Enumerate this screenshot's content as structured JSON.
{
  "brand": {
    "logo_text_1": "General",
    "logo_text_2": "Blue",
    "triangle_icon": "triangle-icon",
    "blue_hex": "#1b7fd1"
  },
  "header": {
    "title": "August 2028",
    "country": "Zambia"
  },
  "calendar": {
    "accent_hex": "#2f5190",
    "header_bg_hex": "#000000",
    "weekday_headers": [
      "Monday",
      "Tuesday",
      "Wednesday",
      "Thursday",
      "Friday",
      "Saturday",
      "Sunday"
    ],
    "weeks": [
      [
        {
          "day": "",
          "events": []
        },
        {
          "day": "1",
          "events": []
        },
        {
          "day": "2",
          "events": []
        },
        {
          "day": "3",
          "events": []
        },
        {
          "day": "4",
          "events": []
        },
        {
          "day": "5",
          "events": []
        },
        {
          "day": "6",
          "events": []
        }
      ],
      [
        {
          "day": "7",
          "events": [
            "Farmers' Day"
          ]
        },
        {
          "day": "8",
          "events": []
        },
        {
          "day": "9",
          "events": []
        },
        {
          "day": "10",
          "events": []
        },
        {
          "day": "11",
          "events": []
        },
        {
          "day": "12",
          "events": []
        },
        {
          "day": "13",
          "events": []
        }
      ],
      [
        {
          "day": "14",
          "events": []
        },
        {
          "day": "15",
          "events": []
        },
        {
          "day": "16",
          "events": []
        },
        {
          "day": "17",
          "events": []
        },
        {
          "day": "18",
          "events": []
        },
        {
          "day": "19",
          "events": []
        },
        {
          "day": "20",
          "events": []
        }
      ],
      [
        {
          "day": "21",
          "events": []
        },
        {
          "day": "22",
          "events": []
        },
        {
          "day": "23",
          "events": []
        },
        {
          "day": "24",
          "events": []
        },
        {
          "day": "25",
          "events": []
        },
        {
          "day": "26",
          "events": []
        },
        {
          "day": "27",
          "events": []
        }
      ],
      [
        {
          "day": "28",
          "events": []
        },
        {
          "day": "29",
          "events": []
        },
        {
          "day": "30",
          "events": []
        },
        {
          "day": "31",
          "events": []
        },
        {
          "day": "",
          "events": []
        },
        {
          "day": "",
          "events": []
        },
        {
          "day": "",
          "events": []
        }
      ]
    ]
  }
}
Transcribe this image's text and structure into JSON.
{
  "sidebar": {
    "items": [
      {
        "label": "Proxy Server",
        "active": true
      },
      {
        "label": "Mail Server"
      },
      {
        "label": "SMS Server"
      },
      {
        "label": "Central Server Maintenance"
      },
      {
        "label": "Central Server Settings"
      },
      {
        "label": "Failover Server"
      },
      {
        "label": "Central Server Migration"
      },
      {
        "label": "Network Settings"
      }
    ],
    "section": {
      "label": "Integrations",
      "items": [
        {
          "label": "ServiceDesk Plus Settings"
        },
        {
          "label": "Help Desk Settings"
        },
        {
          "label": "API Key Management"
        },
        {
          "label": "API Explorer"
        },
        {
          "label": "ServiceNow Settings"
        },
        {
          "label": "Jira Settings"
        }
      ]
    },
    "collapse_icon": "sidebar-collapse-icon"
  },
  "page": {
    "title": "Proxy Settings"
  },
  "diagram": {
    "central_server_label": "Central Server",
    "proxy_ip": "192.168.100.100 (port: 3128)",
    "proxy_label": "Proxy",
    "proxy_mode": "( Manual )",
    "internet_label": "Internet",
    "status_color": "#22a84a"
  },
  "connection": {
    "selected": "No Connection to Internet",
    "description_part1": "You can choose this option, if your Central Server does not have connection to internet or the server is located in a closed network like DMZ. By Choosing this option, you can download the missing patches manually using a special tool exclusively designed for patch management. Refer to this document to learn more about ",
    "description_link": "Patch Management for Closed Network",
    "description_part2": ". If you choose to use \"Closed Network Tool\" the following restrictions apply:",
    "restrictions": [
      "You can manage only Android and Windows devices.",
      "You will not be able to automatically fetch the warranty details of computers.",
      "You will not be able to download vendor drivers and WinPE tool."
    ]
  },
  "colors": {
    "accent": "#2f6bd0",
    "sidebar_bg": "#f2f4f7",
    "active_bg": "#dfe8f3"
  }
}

> Task statement
Extract all lines that hold the word "able".

> Problem solution
      "You will not be able to automatically fetch the warranty details of computers.",
      "You will not be able to download vendor drivers and WinPE tool."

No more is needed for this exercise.